**What the exercise asks**
Copy every line of the entries below word for word, leaving out the pictures.

* * *

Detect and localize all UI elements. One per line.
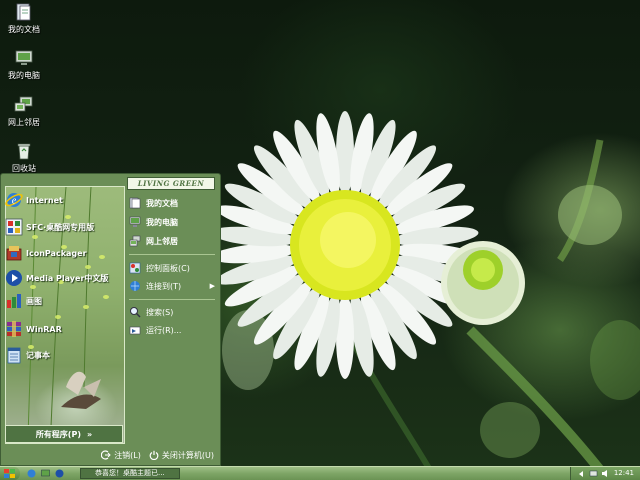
pinned-item-label: WinRAR bbox=[26, 324, 62, 334]
places-item-control-panel[interactable]: 控制面板(C) bbox=[129, 260, 219, 276]
run-icon bbox=[129, 326, 141, 335]
documents-icon bbox=[129, 197, 141, 209]
places-item-network[interactable]: 网上邻居 bbox=[129, 233, 219, 249]
logoff-label: 注销(L) bbox=[114, 450, 141, 460]
desktop-icon-label: 我的文档 bbox=[8, 25, 40, 34]
shutdown-button[interactable]: 关闭计算机(U) bbox=[149, 450, 214, 461]
computer-icon bbox=[129, 216, 141, 227]
places-item-label: 连接到(T) bbox=[146, 281, 182, 291]
chevron-right-icon: » bbox=[87, 429, 93, 439]
places-item-my-computer[interactable]: 我的电脑 bbox=[129, 214, 219, 230]
start-menu: e Internet SFC·桌酷网专用版 IconPackager Media… bbox=[0, 173, 221, 466]
desktop-icon-my-computer[interactable]: 我的电脑 bbox=[2, 48, 46, 81]
all-programs-button[interactable]: 所有程序(P) » bbox=[5, 425, 123, 443]
pinned-item-notepad[interactable]: 记事本 bbox=[5, 345, 115, 365]
logoff-button[interactable]: 注销(L) bbox=[101, 450, 141, 461]
windows-logo-icon bbox=[4, 469, 15, 478]
shutdown-label: 关闭计算机(U) bbox=[161, 450, 214, 460]
tray-arrow-icon[interactable] bbox=[577, 470, 585, 478]
desktop-icon-recycle-bin[interactable]: 回收站 bbox=[2, 141, 46, 174]
network-icon bbox=[129, 235, 141, 247]
logoff-icon bbox=[101, 450, 111, 460]
media-player-icon bbox=[6, 270, 22, 286]
places-item-label: 搜索(S) bbox=[146, 307, 174, 317]
winrar-icon bbox=[7, 321, 21, 337]
desktop-icon-label: 回收站 bbox=[12, 164, 36, 173]
start-menu-places-pane: 我的文档 我的电脑 网上邻居 控制面板(C) 连接到(T) ▶ 搜索(S) 运行… bbox=[125, 186, 220, 444]
start-menu-footer: 注销(L) 关闭计算机(U) bbox=[1, 444, 220, 466]
places-item-label: 控制面板(C) bbox=[146, 263, 190, 273]
places-item-my-documents[interactable]: 我的文档 bbox=[129, 195, 219, 211]
pinned-item-label: Internet bbox=[26, 195, 63, 205]
network-tray-icon[interactable] bbox=[589, 469, 598, 478]
control-panel-icon bbox=[129, 262, 141, 274]
desktop-icon-label: 网上邻居 bbox=[8, 118, 40, 127]
quicklaunch-desktop-icon[interactable] bbox=[41, 469, 50, 478]
sfc-icon bbox=[5, 218, 23, 236]
pinned-item-label: 画图 bbox=[26, 296, 42, 306]
places-item-label: 运行(R)... bbox=[146, 325, 182, 335]
search-icon bbox=[130, 307, 141, 318]
paint-icon bbox=[7, 294, 21, 308]
pinned-item-label: SFC·桌酷网专用版 bbox=[26, 222, 95, 232]
clock[interactable]: 12:41 bbox=[614, 469, 634, 477]
iconpackager-icon bbox=[6, 246, 22, 261]
notepad-icon bbox=[7, 347, 21, 364]
internet-explorer-icon: e bbox=[5, 193, 23, 207]
pinned-item-iconpackager[interactable]: IconPackager bbox=[5, 243, 115, 263]
recycle-bin-icon bbox=[17, 143, 31, 160]
pinned-item-media-player[interactable]: Media Player中文版 bbox=[5, 268, 115, 288]
start-button[interactable] bbox=[0, 467, 20, 480]
volume-icon[interactable] bbox=[601, 469, 610, 478]
places-item-run[interactable]: 运行(R)... bbox=[129, 322, 219, 338]
places-divider bbox=[129, 254, 215, 255]
computer-icon bbox=[15, 50, 33, 65]
folder-documents-icon bbox=[16, 3, 31, 21]
submenu-arrow-icon: ▶ bbox=[209, 282, 215, 290]
pinned-item-sfc[interactable]: SFC·桌酷网专用版 bbox=[5, 217, 115, 237]
quicklaunch-media-icon[interactable] bbox=[55, 469, 64, 478]
desktop-icon-my-documents[interactable]: 我的文档 bbox=[2, 2, 46, 35]
places-item-label: 网上邻居 bbox=[146, 236, 178, 246]
svg-text:e: e bbox=[12, 196, 17, 207]
places-divider bbox=[129, 299, 215, 300]
quicklaunch-ie-icon[interactable] bbox=[27, 469, 36, 478]
connect-icon bbox=[130, 281, 140, 291]
system-tray: 12:41 bbox=[570, 467, 640, 480]
pinned-item-internet[interactable]: e Internet bbox=[5, 190, 115, 210]
power-icon bbox=[149, 450, 159, 460]
places-item-label: 我的电脑 bbox=[146, 217, 178, 227]
places-item-label: 我的文档 bbox=[146, 198, 178, 208]
places-item-connect-to[interactable]: 连接到(T) ▶ bbox=[129, 278, 219, 294]
pinned-item-label: IconPackager bbox=[26, 248, 87, 258]
places-item-search[interactable]: 搜索(S) bbox=[129, 304, 219, 320]
pinned-item-label: 记事本 bbox=[26, 350, 50, 360]
pinned-item-paint[interactable]: 画图 bbox=[5, 291, 115, 311]
taskbar-window-button[interactable]: 恭喜您！桌酷主题已... bbox=[80, 468, 180, 479]
taskbar: 恭喜您！桌酷主题已... 12:41 bbox=[0, 466, 640, 480]
pinned-item-label: Media Player中文版 bbox=[26, 273, 109, 283]
all-programs-label: 所有程序(P) bbox=[35, 429, 81, 439]
pinned-item-winrar[interactable]: WinRAR bbox=[5, 319, 115, 339]
desktop-icon-network[interactable]: 网上邻居 bbox=[2, 95, 46, 128]
network-icon bbox=[14, 96, 33, 112]
taskbar-window-label: 恭喜您！桌酷主题已... bbox=[95, 469, 165, 477]
desktop-icon-label: 我的电脑 bbox=[8, 71, 40, 80]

* * *

**Result**
Detect and localize all UI elements. One per line.
pinned-item-label: WinRAR bbox=[26, 324, 62, 334]
places-item-control-panel[interactable]: 控制面板(C) bbox=[129, 260, 219, 276]
run-icon bbox=[129, 326, 141, 335]
documents-icon bbox=[129, 197, 141, 209]
places-item-network[interactable]: 网上邻居 bbox=[129, 233, 219, 249]
logoff-label: 注销(L) bbox=[114, 450, 141, 460]
desktop-icon-label: 我的文档 bbox=[8, 25, 40, 34]
shutdown-button[interactable]: 关闭计算机(U) bbox=[149, 450, 214, 461]
computer-icon bbox=[129, 216, 141, 227]
places-item-label: 连接到(T) bbox=[146, 281, 182, 291]
chevron-right-icon: » bbox=[87, 429, 93, 439]
places-item-my-computer[interactable]: 我的电脑 bbox=[129, 214, 219, 230]
start-menu: e Internet SFC·桌酷网专用版 IconPackager Media… bbox=[0, 173, 221, 466]
desktop-icon-my-computer[interactable]: 我的电脑 bbox=[2, 48, 46, 81]
all-programs-button[interactable]: 所有程序(P) » bbox=[5, 425, 123, 443]
pinned-item-notepad[interactable]: 记事本 bbox=[5, 345, 115, 365]
logoff-button[interactable]: 注销(L) bbox=[101, 450, 141, 461]
windows-logo-icon bbox=[4, 469, 15, 478]
shutdown-label: 关闭计算机(U) bbox=[161, 450, 214, 460]
tray-arrow-icon[interactable] bbox=[577, 470, 585, 478]
desktop-icon-recycle-bin[interactable]: 回收站 bbox=[2, 141, 46, 174]
network-icon bbox=[129, 235, 141, 247]
logoff-icon bbox=[101, 450, 111, 460]
media-player-icon bbox=[6, 270, 22, 286]
places-item-label: 搜索(S) bbox=[146, 307, 174, 317]
winrar-icon bbox=[7, 321, 21, 337]
desktop-icon-label: 回收站 bbox=[12, 164, 36, 173]
start-menu-places-pane: 我的文档 我的电脑 网上邻居 控制面板(C) 连接到(T) ▶ 搜索(S) 运行… bbox=[125, 186, 220, 444]
start-menu-footer: 注销(L) 关闭计算机(U) bbox=[1, 444, 220, 466]
places-item-label: 控制面板(C) bbox=[146, 263, 190, 273]
places-item-my-documents[interactable]: 我的文档 bbox=[129, 195, 219, 211]
pinned-item-label: Internet bbox=[26, 195, 63, 205]
network-tray-icon[interactable] bbox=[589, 469, 598, 478]
control-panel-icon bbox=[129, 262, 141, 274]
desktop-icon-label: 网上邻居 bbox=[8, 118, 40, 127]
quicklaunch-desktop-icon[interactable] bbox=[41, 469, 50, 478]
sfc-icon bbox=[5, 218, 23, 236]
pinned-item-label: 画图 bbox=[26, 296, 42, 306]
places-item-label: 运行(R)... bbox=[146, 325, 182, 335]
search-icon bbox=[130, 307, 141, 318]
paint-icon bbox=[7, 294, 21, 308]
pinned-item-label: SFC·桌酷网专用版 bbox=[26, 222, 95, 232]
clock[interactable]: 12:41 bbox=[614, 469, 634, 477]
iconpackager-icon bbox=[6, 246, 22, 261]
notepad-icon bbox=[7, 347, 21, 364]
internet-explorer-icon: e bbox=[5, 193, 23, 207]
pinned-item-iconpackager[interactable]: IconPackager bbox=[5, 243, 115, 263]
recycle-bin-icon bbox=[17, 143, 31, 160]
pinned-item-media-player[interactable]: Media Player中文版 bbox=[5, 268, 115, 288]
start-button[interactable] bbox=[0, 467, 20, 480]
volume-icon[interactable] bbox=[601, 469, 610, 478]
places-item-run[interactable]: 运行(R)... bbox=[129, 322, 219, 338]
places-divider bbox=[129, 254, 215, 255]
computer-icon bbox=[15, 50, 33, 65]
folder-documents-icon bbox=[16, 3, 31, 21]
submenu-arrow-icon: ▶ bbox=[209, 282, 215, 290]
pinned-item-sfc[interactable]: SFC·桌酷网专用版 bbox=[5, 217, 115, 237]
quicklaunch-media-icon[interactable] bbox=[55, 469, 64, 478]
desktop-icon-my-documents[interactable]: 我的文档 bbox=[2, 2, 46, 35]
places-item-label: 网上邻居 bbox=[146, 236, 178, 246]
svg-text:e: e bbox=[12, 196, 17, 207]
places-divider bbox=[129, 299, 215, 300]
quicklaunch-ie-icon[interactable] bbox=[27, 469, 36, 478]
connect-icon bbox=[130, 281, 140, 291]
system-tray: 12:41 bbox=[570, 467, 640, 480]
pinned-item-internet[interactable]: e Internet bbox=[5, 190, 115, 210]
power-icon bbox=[149, 450, 159, 460]
places-item-label: 我的电脑 bbox=[146, 217, 178, 227]
places-item-label: 我的文档 bbox=[146, 198, 178, 208]
places-item-connect-to[interactable]: 连接到(T) ▶ bbox=[129, 278, 219, 294]
pinned-item-label: IconPackager bbox=[26, 248, 87, 258]
places-item-search[interactable]: 搜索(S) bbox=[129, 304, 219, 320]
pinned-item-label: 记事本 bbox=[26, 350, 50, 360]
pinned-item-paint[interactable]: 画图 bbox=[5, 291, 115, 311]
taskbar-window-button[interactable]: 恭喜您！桌酷主题已... bbox=[80, 468, 180, 479]
taskbar: 恭喜您！桌酷主题已... 12:41 bbox=[0, 466, 640, 480]
pinned-item-label: Media Player中文版 bbox=[26, 273, 109, 283]
all-programs-label: 所有程序(P) bbox=[35, 429, 81, 439]
pinned-item-winrar[interactable]: WinRAR bbox=[5, 319, 115, 339]
desktop-icon-network[interactable]: 网上邻居 bbox=[2, 95, 46, 128]
network-icon bbox=[14, 96, 33, 112]
taskbar-window-label: 恭喜您！桌酷主题已... bbox=[95, 469, 165, 477]
desktop-icon-label: 我的电脑 bbox=[8, 71, 40, 80]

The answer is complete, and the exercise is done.